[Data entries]
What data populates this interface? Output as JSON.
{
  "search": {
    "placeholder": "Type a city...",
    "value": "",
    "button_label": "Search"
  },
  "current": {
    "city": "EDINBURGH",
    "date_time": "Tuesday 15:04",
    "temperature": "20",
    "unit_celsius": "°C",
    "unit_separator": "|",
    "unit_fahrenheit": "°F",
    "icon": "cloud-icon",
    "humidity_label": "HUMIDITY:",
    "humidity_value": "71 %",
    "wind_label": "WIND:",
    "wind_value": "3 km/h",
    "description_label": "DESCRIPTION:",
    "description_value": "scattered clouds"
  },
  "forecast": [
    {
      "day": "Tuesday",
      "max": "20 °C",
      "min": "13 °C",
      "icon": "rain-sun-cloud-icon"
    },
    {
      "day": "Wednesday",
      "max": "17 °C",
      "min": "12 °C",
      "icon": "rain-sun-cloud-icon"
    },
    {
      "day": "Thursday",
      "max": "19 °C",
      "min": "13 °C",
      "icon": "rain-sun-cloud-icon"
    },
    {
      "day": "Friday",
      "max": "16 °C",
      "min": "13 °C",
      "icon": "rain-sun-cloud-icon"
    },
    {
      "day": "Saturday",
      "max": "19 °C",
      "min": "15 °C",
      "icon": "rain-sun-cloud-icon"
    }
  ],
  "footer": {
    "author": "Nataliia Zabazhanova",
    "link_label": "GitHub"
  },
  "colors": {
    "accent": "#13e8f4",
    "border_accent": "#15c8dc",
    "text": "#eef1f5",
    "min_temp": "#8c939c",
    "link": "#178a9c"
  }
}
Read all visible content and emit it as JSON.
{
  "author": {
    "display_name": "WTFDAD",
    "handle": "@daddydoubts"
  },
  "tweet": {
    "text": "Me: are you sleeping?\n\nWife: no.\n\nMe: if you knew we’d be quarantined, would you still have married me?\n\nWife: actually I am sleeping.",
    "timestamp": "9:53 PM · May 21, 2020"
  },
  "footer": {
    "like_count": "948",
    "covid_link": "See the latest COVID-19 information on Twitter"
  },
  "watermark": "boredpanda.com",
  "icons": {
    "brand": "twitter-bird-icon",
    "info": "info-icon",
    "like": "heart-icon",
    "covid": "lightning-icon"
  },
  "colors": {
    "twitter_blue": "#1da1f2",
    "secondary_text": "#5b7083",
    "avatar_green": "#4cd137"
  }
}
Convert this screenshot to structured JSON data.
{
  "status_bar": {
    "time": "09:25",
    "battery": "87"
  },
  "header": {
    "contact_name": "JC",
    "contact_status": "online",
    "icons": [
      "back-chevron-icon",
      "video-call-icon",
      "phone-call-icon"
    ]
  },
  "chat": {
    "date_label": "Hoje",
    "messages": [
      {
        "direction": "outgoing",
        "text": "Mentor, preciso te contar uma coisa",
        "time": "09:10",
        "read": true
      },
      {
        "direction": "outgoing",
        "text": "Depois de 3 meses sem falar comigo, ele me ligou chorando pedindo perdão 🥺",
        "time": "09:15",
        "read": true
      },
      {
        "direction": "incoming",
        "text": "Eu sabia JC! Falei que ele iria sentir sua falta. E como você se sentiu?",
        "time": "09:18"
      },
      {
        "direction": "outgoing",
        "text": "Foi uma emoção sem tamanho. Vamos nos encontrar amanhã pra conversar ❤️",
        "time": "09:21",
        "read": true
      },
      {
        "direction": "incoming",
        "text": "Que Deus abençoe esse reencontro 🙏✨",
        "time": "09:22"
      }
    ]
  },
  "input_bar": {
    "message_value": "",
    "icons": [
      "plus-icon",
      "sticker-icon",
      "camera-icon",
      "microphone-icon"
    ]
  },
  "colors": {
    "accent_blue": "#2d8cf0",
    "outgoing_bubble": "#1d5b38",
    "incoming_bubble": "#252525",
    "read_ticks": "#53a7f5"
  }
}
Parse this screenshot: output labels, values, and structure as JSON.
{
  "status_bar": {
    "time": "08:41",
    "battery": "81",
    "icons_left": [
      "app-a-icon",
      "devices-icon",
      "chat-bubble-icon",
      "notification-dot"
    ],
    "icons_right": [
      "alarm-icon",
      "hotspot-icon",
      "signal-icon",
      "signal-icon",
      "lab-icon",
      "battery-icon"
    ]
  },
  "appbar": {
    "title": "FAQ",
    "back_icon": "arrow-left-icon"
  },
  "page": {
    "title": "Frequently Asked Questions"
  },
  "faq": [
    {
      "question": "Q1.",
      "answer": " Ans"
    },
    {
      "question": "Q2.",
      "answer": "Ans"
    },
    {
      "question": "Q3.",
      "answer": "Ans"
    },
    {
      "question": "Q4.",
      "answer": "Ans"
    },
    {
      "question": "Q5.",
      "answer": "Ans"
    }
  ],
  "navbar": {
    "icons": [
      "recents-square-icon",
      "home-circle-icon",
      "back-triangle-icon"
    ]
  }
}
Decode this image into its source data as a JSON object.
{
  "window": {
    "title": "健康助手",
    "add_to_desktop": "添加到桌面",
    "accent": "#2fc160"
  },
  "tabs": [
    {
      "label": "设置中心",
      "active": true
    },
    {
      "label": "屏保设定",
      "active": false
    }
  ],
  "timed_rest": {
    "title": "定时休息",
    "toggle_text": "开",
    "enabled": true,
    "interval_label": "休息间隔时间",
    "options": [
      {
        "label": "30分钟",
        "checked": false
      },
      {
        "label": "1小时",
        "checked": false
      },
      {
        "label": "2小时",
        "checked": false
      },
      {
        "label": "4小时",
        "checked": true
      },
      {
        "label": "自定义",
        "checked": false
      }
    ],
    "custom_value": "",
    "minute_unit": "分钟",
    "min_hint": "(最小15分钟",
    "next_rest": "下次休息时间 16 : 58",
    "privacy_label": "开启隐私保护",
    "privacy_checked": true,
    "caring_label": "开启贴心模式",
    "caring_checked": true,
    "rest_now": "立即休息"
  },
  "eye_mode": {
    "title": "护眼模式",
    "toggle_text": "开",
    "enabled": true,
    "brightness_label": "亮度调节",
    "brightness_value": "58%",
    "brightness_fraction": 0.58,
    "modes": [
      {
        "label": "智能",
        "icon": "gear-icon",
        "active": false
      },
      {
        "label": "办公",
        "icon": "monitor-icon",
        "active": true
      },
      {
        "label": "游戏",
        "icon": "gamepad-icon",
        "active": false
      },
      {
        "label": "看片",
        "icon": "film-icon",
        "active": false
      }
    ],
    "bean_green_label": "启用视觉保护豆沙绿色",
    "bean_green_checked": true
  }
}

(WHAT IS ASKED)
Repeat every record, exactly as written.

(REPLY TO THE TASK)
What data populates this interface? Output as JSON.
{
  "search": {
    "placeholder": "Type a city...",
    "value": "",
    "button_label": "Search"
  },
  "current": {
    "city": "EDINBURGH",
    "date_time": "Tuesday 15:04",
    "temperature": "20",
    "unit_celsius": "°C",
    "unit_separator": "|",
    "unit_fahrenheit": "°F",
    "icon": "cloud-icon",
    "humidity_label": "HUMIDITY:",
    "humidity_value": "71 %",
    "wind_label": "WIND:",
    "wind_value": "3 km/h",
    "description_label": "DESCRIPTION:",
    "description_value": "scattered clouds"
  },
  "forecast": [
    {
      "day": "Tuesday",
      "max": "20 °C",
      "min": "13 °C",
      "icon": "rain-sun-cloud-icon"
    },
    {
      "day": "Wednesday",
      "max": "17 °C",
      "min": "12 °C",
      "icon": "rain-sun-cloud-icon"
    },
    {
      "day": "Thursday",
      "max": "19 °C",
      "min": "13 °C",
      "icon": "rain-sun-cloud-icon"
    },
    {
      "day": "Friday",
      "max": "16 °C",
      "min": "13 °C",
      "icon": "rain-sun-cloud-icon"
    },
    {
      "day": "Saturday",
      "max": "19 °C",
      "min": "15 °C",
      "icon": "rain-sun-cloud-icon"
    }
  ],
  "footer": {
    "author": "Nataliia Zabazhanova",
    "link_label": "GitHub"
  },
  "colors": {
    "accent": "#13e8f4",
    "border_accent": "#15c8dc",
    "text": "#eef1f5",
    "min_temp": "#8c939c",
    "link": "#178a9c"
  }
}
Read all visible content and emit it as JSON.
{
  "author": {
    "display_name": "WTFDAD",
    "handle": "@daddydoubts"
  },
  "tweet": {
    "text": "Me: are you sleeping?\n\nWife: no.\n\nMe: if you knew we’d be quarantined, would you still have married me?\n\nWife: actually I am sleeping.",
    "timestamp": "9:53 PM · May 21, 2020"
  },
  "footer": {
    "like_count": "948",
    "covid_link": "See the latest COVID-19 information on Twitter"
  },
  "watermark": "boredpanda.com",
  "icons": {
    "brand": "twitter-bird-icon",
    "info": "info-icon",
    "like": "heart-icon",
    "covid": "lightning-icon"
  },
  "colors": {
    "twitter_blue": "#1da1f2",
    "secondary_text": "#5b7083",
    "avatar_green": "#4cd137"
  }
}
Convert this screenshot to structured JSON data.
{
  "status_bar": {
    "time": "09:25",
    "battery": "87"
  },
  "header": {
    "contact_name": "JC",
    "contact_status": "online",
    "icons": [
      "back-chevron-icon",
      "video-call-icon",
      "phone-call-icon"
    ]
  },
  "chat": {
    "date_label": "Hoje",
    "messages": [
      {
        "direction": "outgoing",
        "text": "Mentor, preciso te contar uma coisa",
        "time": "09:10",
        "read": true
      },
      {
        "direction": "outgoing",
        "text": "Depois de 3 meses sem falar comigo, ele me ligou chorando pedindo perdão 🥺",
        "time": "09:15",
        "read": true
      },
      {
        "direction": "incoming",
        "text": "Eu sabia JC! Falei que ele iria sentir sua falta. E como você se sentiu?",
        "time": "09:18"
      },
      {
        "direction": "outgoing",
        "text": "Foi uma emoção sem tamanho. Vamos nos encontrar amanhã pra conversar ❤️",
        "time": "09:21",
        "read": true
      },
      {
        "direction": "incoming",
        "text": "Que Deus abençoe esse reencontro 🙏✨",
        "time": "09:22"
      }
    ]
  },
  "input_bar": {
    "message_value": "",
    "icons": [
      "plus-icon",
      "sticker-icon",
      "camera-icon",
      "microphone-icon"
    ]
  },
  "colors": {
    "accent_blue": "#2d8cf0",
    "outgoing_bubble": "#1d5b38",
    "incoming_bubble": "#252525",
    "read_ticks": "#53a7f5"
  }
}
Parse this screenshot: output labels, values, and structure as JSON.
{
  "status_bar": {
    "time": "08:41",
    "battery": "81",
    "icons_left": [
      "app-a-icon",
      "devices-icon",
      "chat-bubble-icon",
      "notification-dot"
    ],
    "icons_right": [
      "alarm-icon",
      "hotspot-icon",
      "signal-icon",
      "signal-icon",
      "lab-icon",
      "battery-icon"
    ]
  },
  "appbar": {
    "title": "FAQ",
    "back_icon": "arrow-left-icon"
  },
  "page": {
    "title": "Frequently Asked Questions"
  },
  "faq": [
    {
      "question": "Q1.",
      "answer": " Ans"
    },
    {
      "question": "Q2.",
      "answer": "Ans"
    },
    {
      "question": "Q3.",
      "answer": "Ans"
    },
    {
      "question": "Q4.",
      "answer": "Ans"
    },
    {
      "question": "Q5.",
      "answer": "Ans"
    }
  ],
  "navbar": {
    "icons": [
      "recents-square-icon",
      "home-circle-icon",
      "back-triangle-icon"
    ]
  }
}
Decode this image into its source data as a JSON object.
{
  "window": {
    "title": "健康助手",
    "add_to_desktop": "添加到桌面",
    "accent": "#2fc160"
  },
  "tabs": [
    {
      "label": "设置中心",
      "active": true
    },
    {
      "label": "屏保设定",
      "active": false
    }
  ],
  "timed_rest": {
    "title": "定时休息",
    "toggle_text": "开",
    "enabled": true,
    "interval_label": "休息间隔时间",
    "options": [
      {
        "label": "30分钟",
        "checked": false
      },
      {
        "label": "1小时",
        "checked": false
      },
      {
        "label": "2小时",
        "checked": false
      },
      {
        "label": "4小时",
        "checked": true
      },
      {
        "label": "自定义",
        "checked": false
      }
    ],
    "custom_value": "",
    "minute_unit": "分钟",
    "min_hint": "(最小15分钟",
    "next_rest": "下次休息时间 16 : 58",
    "privacy_label": "开启隐私保护",
    "privacy_checked": true,
    "caring_label": "开启贴心模式",
    "caring_checked": true,
    "rest_now": "立即休息"
  },
  "eye_mode": {
    "title": "护眼模式",
    "toggle_text": "开",
    "enabled": true,
    "brightness_label": "亮度调节",
    "brightness_value": "58%",
    "brightness_fraction": 0.58,
    "modes": [
      {
        "label": "智能",
        "icon": "gear-icon",
        "active": false
      },
      {
        "label": "办公",
        "icon": "monitor-icon",
        "active": true
      },
      {
        "label": "游戏",
        "icon": "gamepad-icon",
        "active": false
      },
      {
        "label": "看片",
        "icon": "film-icon",
        "active": false
      }
    ],
    "bean_green_label": "启用视觉保护豆沙绿色",
    "bean_green_checked": true
  }
}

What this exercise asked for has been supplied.